§ **What you should do**
Pull out every line below that contains the word "время".

Collected data
--- BEGIN ---
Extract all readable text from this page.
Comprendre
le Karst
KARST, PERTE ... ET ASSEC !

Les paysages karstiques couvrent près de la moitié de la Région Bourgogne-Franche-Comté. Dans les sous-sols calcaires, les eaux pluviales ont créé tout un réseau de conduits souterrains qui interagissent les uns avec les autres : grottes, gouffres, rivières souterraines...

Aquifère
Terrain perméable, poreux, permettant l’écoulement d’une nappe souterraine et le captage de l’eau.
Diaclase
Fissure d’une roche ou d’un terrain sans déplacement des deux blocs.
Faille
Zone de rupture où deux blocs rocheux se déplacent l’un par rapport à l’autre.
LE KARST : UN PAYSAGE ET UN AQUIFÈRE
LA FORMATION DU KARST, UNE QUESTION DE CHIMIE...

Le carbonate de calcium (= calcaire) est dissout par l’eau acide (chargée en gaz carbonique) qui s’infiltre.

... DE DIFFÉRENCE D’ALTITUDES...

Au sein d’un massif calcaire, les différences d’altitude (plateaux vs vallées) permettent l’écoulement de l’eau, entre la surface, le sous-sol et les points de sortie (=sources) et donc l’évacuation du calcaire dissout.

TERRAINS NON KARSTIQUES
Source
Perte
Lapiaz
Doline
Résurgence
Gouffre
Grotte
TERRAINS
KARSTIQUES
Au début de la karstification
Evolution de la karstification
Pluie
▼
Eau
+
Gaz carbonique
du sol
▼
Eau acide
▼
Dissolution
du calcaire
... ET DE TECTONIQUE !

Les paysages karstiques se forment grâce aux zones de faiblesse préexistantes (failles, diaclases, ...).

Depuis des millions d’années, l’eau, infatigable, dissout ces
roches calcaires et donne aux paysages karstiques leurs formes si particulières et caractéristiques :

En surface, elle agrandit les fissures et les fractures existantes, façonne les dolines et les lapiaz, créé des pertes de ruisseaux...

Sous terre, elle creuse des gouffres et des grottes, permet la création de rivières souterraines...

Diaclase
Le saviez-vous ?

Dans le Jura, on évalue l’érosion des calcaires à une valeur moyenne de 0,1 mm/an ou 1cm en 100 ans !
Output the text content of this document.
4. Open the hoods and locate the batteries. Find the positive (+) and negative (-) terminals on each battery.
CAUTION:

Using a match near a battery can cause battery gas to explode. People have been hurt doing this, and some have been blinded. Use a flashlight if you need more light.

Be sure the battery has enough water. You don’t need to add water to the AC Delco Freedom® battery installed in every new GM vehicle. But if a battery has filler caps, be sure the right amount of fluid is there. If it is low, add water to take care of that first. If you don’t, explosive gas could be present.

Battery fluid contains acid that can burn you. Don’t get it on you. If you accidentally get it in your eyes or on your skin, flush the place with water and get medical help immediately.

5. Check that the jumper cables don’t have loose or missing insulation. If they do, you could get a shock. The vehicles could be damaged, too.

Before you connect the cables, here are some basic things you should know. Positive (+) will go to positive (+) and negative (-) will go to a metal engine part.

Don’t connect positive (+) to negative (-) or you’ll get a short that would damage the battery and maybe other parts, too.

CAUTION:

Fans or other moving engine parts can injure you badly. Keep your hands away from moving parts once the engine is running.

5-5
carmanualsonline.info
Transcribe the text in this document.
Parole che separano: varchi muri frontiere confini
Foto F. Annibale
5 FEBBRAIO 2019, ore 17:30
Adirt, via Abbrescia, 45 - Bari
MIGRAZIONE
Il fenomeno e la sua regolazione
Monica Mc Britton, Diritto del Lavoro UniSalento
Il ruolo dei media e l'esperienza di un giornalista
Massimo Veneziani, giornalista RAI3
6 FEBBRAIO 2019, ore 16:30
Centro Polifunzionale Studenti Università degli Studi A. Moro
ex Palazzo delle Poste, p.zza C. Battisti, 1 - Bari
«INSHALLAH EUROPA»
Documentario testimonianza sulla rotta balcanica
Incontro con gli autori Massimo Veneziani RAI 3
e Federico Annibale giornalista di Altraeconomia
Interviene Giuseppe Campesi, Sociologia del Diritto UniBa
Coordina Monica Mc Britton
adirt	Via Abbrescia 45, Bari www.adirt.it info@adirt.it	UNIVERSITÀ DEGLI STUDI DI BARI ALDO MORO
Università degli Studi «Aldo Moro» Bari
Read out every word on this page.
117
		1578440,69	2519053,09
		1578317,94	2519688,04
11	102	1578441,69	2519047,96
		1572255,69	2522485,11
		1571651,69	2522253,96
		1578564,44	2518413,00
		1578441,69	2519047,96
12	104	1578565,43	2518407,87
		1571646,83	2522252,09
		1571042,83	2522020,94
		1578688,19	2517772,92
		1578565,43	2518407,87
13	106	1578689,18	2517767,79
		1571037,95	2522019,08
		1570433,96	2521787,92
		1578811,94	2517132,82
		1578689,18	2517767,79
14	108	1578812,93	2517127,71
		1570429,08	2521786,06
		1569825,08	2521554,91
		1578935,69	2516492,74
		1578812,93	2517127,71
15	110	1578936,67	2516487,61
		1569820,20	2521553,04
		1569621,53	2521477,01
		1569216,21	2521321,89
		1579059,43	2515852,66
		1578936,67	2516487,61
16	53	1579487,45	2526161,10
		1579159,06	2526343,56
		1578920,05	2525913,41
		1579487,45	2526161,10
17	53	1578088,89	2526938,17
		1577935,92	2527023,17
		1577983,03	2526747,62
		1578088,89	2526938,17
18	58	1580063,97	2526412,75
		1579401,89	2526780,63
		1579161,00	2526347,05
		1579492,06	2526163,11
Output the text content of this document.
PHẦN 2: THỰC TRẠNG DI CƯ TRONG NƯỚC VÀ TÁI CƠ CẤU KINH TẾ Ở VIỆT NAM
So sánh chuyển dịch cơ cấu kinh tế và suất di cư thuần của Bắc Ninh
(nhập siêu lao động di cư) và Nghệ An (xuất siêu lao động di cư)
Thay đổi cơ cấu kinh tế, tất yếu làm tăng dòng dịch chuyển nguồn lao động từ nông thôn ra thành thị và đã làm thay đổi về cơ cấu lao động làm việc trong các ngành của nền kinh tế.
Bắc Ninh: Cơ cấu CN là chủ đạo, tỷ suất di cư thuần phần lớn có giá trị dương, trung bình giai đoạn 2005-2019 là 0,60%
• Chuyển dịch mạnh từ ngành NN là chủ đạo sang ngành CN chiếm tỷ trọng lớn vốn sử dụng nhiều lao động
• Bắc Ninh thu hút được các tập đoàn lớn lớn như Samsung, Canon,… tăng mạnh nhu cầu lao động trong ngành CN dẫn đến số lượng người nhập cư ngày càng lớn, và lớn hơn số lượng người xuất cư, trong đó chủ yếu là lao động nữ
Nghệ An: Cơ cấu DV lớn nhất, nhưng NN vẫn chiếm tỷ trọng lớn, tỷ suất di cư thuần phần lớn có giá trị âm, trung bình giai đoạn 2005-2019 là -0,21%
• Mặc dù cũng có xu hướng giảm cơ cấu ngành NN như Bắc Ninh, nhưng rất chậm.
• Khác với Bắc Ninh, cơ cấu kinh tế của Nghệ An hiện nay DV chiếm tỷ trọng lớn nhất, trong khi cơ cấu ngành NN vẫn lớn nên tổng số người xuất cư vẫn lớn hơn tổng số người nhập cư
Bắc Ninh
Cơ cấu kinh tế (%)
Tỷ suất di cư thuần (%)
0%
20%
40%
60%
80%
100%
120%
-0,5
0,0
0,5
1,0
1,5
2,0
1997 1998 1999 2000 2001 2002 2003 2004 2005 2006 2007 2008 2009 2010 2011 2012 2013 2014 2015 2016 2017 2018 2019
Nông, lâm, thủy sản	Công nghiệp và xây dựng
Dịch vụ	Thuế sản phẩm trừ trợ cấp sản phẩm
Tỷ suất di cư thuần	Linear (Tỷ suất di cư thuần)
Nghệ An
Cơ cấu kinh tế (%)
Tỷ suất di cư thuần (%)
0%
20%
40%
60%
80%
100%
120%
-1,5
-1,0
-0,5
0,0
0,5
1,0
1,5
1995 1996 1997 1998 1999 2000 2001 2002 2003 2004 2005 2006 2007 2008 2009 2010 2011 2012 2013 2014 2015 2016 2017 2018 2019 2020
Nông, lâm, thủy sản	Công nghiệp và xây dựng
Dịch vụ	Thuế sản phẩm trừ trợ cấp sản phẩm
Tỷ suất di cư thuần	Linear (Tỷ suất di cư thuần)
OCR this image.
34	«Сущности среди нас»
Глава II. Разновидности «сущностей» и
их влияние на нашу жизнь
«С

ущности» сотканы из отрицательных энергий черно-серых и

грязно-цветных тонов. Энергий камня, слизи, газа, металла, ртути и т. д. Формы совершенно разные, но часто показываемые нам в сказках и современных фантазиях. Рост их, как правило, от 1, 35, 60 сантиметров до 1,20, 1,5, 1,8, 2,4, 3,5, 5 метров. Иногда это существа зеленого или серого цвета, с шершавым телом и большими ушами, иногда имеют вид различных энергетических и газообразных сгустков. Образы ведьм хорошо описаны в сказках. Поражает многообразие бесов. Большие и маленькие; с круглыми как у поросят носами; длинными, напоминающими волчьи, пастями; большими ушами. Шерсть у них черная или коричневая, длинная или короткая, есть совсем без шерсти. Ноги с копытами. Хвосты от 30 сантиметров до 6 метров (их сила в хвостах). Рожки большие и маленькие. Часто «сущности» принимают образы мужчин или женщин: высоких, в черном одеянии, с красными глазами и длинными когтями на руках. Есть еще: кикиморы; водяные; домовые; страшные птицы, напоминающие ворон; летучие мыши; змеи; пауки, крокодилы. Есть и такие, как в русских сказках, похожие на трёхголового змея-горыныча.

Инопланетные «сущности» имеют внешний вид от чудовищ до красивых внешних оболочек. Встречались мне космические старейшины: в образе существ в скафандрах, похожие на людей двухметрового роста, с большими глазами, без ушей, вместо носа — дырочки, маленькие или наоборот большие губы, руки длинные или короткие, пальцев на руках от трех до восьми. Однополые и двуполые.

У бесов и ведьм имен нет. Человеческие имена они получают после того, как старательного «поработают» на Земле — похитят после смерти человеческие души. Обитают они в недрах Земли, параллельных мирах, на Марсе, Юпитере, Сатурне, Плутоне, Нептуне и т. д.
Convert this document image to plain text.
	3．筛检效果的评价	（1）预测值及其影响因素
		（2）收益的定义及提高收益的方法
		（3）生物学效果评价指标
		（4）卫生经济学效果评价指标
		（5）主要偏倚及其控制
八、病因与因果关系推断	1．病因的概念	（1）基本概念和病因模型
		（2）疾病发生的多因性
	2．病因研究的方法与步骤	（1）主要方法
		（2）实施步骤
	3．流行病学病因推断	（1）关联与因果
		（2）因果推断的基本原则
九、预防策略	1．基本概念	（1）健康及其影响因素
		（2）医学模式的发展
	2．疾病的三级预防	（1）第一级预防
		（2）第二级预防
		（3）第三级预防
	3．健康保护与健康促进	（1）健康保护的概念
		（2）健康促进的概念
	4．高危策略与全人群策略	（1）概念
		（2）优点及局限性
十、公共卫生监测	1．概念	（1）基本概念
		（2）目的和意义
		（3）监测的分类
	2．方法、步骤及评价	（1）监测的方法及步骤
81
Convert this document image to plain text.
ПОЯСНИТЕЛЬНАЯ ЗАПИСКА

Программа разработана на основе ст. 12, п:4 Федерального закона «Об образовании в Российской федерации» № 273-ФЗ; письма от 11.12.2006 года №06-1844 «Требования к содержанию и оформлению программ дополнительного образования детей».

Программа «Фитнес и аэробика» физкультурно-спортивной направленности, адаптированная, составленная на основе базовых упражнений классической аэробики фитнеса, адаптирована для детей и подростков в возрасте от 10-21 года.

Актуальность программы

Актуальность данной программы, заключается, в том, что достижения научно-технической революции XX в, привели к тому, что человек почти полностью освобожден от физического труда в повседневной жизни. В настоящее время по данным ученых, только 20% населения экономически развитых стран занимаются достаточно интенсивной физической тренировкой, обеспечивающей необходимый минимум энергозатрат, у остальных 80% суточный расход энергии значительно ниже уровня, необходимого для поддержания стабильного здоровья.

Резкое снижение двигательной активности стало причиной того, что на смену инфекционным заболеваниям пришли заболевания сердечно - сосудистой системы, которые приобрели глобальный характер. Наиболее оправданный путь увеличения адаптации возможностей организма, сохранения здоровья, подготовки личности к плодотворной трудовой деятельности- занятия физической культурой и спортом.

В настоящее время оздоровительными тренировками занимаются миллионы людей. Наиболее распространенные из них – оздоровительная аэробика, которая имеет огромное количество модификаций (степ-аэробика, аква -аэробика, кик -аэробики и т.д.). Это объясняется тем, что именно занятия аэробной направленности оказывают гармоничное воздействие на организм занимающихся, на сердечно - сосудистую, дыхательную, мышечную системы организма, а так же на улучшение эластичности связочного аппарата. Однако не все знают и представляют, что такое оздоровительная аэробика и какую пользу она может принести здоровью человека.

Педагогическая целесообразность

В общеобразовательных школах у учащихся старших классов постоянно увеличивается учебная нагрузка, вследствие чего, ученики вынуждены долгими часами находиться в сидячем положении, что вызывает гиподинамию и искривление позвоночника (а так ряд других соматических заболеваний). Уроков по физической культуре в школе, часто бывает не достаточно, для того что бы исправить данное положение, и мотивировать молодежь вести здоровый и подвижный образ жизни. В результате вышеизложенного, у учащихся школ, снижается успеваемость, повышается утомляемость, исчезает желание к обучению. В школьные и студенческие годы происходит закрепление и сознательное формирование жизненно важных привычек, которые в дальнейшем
--- END ---
§ **Output for this task**
Актуальность данной программы, заключается, в том, что достижения научно-технической революции XX в, привели к тому, что человек почти полностью освобожден от физического труда в повседневной жизни. В настоящее время по данным ученых, только 20% населения экономически развитых стран занимаются достаточно интенсивной физической тренировкой, обеспечивающей необходимый минимум энергозатрат, у остальных 80% суточный расход энергии значительно ниже уровня, необходимого для поддержания стабильного здоровья.
В настоящее время оздоровительными тренировками занимаются миллионы людей. Наиболее распространенные из них – оздоровительная аэробика, которая имеет огромное количество модификаций (степ-аэробика, аква -аэробика, кик -аэробики и т.д.). Это объясняется тем, что именно занятия аэробной направленности оказывают гармоничное воздействие на организм занимающихся, на сердечно - сосудистую, дыхательную, мышечную системы организма, а так же на улучшение эластичности связочного аппарата. Однако не все знают и представляют, что такое оздоровительная аэробика и какую пользу она может принести здоровью человека.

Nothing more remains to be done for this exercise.